## Begin
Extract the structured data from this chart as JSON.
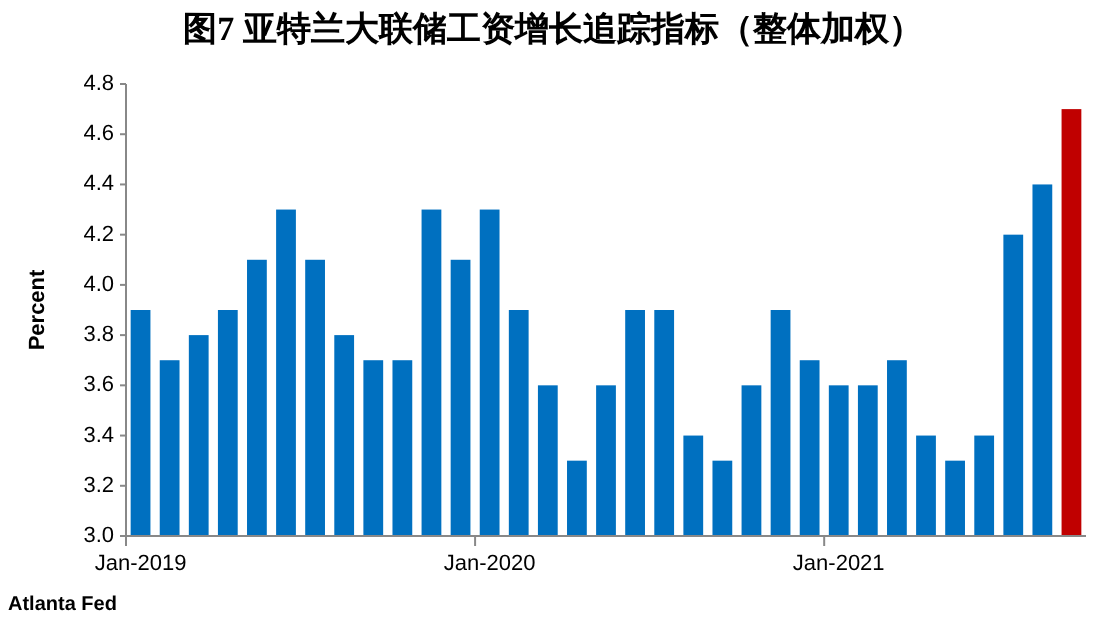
{
  "chart_data": {
    "type": "bar",
    "title": "图7  亚特兰大联储工资增长追踪指标（整体加权）",
    "ylabel": "Percent",
    "categories": [
      "Jan-2019",
      null,
      null,
      null,
      null,
      null,
      null,
      null,
      null,
      null,
      null,
      null,
      "Jan-2020",
      null,
      null,
      null,
      null,
      null,
      null,
      null,
      null,
      null,
      null,
      null,
      "Jan-2021",
      null,
      null,
      null,
      null,
      null,
      null,
      null,
      null
    ],
    "values": [
      3.9,
      3.7,
      3.8,
      3.9,
      4.1,
      4.3,
      4.1,
      3.8,
      3.7,
      3.7,
      4.3,
      4.1,
      4.3,
      3.9,
      3.6,
      3.3,
      3.6,
      3.9,
      3.9,
      3.4,
      3.3,
      3.6,
      3.9,
      3.7,
      3.6,
      3.6,
      3.7,
      3.4,
      3.3,
      3.4,
      4.2,
      4.4,
      4.7
    ],
    "colors": [
      "#0070c0",
      "#0070c0",
      "#0070c0",
      "#0070c0",
      "#0070c0",
      "#0070c0",
      "#0070c0",
      "#0070c0",
      "#0070c0",
      "#0070c0",
      "#0070c0",
      "#0070c0",
      "#0070c0",
      "#0070c0",
      "#0070c0",
      "#0070c0",
      "#0070c0",
      "#0070c0",
      "#0070c0",
      "#0070c0",
      "#0070c0",
      "#0070c0",
      "#0070c0",
      "#0070c0",
      "#0070c0",
      "#0070c0",
      "#0070c0",
      "#0070c0",
      "#0070c0",
      "#0070c0",
      "#0070c0",
      "#0070c0",
      "#c00000"
    ],
    "ylim": [
      3.0,
      4.8
    ],
    "yticks": [
      {
        "value": 3.0,
        "label": "3.0"
      },
      3.2,
      3.4,
      3.6,
      3.8,
      {
        "value": 4.0,
        "label": "4.0"
      },
      4.2,
      4.4,
      4.6,
      4.8
    ],
    "grid": false,
    "annotations": [
      "Atlanta Fed"
    ]
  }
}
## End
Give back the whole listing as it stands, minus its pictures.

Extract the structured data from this chart as JSON.
{
  "chart_data": {
    "type": "bar",
    "title": "图7  亚特兰大联储工资增长追踪指标（整体加权）",
    "ylabel": "Percent",
    "categories": [
      "Jan-2019",
      null,
      null,
      null,
      null,
      null,
      null,
      null,
      null,
      null,
      null,
      null,
      "Jan-2020",
      null,
      null,
      null,
      null,
      null,
      null,
      null,
      null,
      null,
      null,
      null,
      "Jan-2021",
      null,
      null,
      null,
      null,
      null,
      null,
      null,
      null
    ],
    "values": [
      3.9,
      3.7,
      3.8,
      3.9,
      4.1,
      4.3,
      4.1,
      3.8,
      3.7,
      3.7,
      4.3,
      4.1,
      4.3,
      3.9,
      3.6,
      3.3,
      3.6,
      3.9,
      3.9,
      3.4,
      3.3,
      3.6,
      3.9,
      3.7,
      3.6,
      3.6,
      3.7,
      3.4,
      3.3,
      3.4,
      4.2,
      4.4,
      4.7
    ],
    "colors": [
      "#0070c0",
      "#0070c0",
      "#0070c0",
      "#0070c0",
      "#0070c0",
      "#0070c0",
      "#0070c0",
      "#0070c0",
      "#0070c0",
      "#0070c0",
      "#0070c0",
      "#0070c0",
      "#0070c0",
      "#0070c0",
      "#0070c0",
      "#0070c0",
      "#0070c0",
      "#0070c0",
      "#0070c0",
      "#0070c0",
      "#0070c0",
      "#0070c0",
      "#0070c0",
      "#0070c0",
      "#0070c0",
      "#0070c0",
      "#0070c0",
      "#0070c0",
      "#0070c0",
      "#0070c0",
      "#0070c0",
      "#0070c0",
      "#c00000"
    ],
    "ylim": [
      3.0,
      4.8
    ],
    "yticks": [
      {
        "value": 3.0,
        "label": "3.0"
      },
      3.2,
      3.4,
      3.6,
      3.8,
      {
        "value": 4.0,
        "label": "4.0"
      },
      4.2,
      4.4,
      4.6,
      4.8
    ],
    "grid": false,
    "annotations": [
      "Atlanta Fed"
    ]
  }
}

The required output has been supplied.